» **What to do**
Reply only with how many lines contain the word "marker".
[START OF Source material]
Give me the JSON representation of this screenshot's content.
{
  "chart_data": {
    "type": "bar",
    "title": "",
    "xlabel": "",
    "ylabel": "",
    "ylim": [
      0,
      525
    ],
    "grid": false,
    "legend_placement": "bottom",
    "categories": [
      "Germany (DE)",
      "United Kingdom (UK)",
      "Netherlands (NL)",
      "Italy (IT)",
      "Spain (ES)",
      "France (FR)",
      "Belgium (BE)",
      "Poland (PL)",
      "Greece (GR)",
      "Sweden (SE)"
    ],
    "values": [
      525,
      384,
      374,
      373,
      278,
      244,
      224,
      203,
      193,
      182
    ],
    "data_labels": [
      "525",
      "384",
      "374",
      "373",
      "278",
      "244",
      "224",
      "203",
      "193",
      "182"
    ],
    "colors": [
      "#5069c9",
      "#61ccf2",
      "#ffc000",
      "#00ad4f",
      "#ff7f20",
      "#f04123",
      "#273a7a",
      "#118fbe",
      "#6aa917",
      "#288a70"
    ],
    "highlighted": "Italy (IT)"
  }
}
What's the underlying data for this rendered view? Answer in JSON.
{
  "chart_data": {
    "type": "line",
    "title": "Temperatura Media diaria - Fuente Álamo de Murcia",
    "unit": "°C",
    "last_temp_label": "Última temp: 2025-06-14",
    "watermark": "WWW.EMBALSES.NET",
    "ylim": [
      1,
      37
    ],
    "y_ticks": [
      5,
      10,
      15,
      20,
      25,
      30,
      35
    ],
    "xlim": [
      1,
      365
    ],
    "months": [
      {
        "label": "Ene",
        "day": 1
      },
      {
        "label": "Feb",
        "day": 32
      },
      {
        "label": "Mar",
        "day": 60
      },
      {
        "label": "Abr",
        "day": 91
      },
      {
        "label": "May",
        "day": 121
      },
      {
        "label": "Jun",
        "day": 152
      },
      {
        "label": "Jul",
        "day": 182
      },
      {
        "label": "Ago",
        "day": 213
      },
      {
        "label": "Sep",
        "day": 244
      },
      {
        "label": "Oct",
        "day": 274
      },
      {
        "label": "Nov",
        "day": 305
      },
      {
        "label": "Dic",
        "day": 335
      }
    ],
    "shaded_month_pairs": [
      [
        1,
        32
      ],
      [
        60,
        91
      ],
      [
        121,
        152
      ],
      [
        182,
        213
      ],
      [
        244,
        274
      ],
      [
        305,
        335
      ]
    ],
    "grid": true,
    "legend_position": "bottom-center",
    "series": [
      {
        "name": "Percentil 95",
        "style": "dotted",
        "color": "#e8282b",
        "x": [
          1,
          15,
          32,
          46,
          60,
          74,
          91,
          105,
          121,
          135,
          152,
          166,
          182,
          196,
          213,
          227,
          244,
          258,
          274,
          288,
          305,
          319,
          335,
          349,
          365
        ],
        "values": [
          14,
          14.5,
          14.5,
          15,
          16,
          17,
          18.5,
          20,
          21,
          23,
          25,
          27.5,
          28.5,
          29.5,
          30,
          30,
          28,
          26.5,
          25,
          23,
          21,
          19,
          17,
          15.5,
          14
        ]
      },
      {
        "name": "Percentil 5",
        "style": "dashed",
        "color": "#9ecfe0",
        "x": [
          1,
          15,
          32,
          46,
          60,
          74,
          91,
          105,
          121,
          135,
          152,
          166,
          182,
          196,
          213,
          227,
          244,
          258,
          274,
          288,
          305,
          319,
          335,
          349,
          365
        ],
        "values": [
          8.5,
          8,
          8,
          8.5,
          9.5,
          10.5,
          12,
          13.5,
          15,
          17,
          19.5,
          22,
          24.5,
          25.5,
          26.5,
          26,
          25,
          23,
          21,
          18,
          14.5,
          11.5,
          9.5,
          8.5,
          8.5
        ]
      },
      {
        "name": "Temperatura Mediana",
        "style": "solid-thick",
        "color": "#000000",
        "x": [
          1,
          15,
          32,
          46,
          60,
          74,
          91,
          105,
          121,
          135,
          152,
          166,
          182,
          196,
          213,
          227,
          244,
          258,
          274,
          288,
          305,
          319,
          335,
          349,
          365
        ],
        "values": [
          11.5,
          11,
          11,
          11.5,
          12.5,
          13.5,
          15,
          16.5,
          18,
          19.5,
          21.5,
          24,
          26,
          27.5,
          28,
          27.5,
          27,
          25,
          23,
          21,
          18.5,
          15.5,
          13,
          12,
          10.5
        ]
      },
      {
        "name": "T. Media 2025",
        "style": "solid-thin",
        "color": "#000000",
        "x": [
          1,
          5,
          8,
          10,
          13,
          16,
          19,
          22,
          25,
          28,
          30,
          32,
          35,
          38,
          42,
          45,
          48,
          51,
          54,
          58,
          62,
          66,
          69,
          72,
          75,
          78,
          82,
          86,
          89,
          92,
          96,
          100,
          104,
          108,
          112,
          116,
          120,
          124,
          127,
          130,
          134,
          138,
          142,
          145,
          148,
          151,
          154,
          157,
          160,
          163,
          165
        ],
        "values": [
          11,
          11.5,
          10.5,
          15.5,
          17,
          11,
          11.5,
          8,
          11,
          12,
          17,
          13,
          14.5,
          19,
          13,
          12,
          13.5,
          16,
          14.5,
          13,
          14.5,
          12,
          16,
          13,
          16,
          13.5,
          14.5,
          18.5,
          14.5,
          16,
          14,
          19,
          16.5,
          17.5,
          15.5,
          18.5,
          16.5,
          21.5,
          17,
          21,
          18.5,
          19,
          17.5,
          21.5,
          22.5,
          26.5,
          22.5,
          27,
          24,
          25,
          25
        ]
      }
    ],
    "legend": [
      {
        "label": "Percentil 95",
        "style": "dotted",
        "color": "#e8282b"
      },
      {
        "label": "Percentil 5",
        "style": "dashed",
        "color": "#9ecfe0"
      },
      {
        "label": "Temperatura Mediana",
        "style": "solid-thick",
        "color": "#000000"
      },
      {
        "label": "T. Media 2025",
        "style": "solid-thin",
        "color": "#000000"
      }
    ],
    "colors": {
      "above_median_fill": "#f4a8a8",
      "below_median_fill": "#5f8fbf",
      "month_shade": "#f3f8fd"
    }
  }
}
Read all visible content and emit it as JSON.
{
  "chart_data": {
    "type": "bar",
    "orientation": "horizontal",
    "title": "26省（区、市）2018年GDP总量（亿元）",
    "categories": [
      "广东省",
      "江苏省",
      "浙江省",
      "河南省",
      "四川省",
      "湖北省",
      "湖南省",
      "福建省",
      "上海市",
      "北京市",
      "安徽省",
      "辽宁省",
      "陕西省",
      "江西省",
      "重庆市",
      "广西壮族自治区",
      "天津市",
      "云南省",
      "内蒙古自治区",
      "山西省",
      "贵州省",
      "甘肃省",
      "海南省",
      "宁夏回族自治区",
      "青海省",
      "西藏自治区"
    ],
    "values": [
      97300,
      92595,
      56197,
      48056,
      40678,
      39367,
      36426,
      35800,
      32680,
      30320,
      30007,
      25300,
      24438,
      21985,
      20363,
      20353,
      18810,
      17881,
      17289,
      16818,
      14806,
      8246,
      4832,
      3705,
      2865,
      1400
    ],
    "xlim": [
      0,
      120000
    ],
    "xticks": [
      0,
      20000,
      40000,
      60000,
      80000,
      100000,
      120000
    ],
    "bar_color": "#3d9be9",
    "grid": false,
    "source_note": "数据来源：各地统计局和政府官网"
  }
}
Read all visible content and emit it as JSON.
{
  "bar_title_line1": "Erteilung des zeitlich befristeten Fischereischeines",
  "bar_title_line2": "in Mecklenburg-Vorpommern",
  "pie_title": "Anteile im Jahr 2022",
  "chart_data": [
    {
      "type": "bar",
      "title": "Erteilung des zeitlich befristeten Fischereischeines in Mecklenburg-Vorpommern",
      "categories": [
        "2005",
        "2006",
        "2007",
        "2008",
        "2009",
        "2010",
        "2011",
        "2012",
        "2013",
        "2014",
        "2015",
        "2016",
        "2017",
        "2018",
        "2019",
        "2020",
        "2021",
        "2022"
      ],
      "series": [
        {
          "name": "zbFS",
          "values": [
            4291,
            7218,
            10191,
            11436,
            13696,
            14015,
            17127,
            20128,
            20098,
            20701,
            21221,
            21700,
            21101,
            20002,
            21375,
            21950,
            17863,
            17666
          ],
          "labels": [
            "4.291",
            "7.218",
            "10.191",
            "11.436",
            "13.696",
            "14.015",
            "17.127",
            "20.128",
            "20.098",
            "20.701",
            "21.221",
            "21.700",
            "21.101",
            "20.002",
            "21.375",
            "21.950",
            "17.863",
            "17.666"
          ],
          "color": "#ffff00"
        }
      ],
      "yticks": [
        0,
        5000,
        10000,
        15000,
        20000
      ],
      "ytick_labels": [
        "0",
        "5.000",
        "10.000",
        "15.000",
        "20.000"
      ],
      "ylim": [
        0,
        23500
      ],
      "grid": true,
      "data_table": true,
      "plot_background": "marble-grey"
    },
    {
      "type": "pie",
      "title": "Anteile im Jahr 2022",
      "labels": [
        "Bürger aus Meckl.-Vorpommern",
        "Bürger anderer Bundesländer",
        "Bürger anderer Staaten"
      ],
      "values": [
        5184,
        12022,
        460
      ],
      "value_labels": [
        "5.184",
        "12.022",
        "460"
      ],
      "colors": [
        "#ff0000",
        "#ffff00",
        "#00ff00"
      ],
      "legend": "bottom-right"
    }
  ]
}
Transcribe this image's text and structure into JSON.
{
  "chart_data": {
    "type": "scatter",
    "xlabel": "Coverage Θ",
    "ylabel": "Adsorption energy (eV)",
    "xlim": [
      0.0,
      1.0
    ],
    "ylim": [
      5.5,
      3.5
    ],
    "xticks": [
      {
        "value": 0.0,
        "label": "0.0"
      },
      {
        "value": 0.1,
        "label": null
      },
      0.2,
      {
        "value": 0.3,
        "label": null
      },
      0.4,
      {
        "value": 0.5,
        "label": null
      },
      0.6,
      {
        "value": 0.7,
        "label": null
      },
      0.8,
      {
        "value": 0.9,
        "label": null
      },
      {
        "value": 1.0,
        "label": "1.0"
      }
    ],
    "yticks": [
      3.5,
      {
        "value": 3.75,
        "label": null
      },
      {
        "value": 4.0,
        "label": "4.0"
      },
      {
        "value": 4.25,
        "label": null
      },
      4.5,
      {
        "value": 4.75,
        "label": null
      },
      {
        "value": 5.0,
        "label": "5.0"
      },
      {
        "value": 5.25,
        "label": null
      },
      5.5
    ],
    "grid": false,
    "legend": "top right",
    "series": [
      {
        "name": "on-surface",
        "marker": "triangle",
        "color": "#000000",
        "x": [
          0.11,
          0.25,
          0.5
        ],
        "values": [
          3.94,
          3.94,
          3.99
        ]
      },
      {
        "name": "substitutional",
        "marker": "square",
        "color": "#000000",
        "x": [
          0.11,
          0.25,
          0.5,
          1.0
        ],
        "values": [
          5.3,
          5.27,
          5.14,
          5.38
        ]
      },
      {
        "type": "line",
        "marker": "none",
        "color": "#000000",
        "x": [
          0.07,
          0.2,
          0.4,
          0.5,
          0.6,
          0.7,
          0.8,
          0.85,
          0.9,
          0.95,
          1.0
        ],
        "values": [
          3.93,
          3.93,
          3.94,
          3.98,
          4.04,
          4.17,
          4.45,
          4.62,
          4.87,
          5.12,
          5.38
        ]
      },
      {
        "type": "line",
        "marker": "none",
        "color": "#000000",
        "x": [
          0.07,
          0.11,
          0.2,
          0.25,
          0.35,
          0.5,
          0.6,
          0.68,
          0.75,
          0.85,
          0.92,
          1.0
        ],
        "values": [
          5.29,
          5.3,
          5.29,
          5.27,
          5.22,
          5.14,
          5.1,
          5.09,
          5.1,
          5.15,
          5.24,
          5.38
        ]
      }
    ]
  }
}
[END OF Source material]
» **Response to this task**
4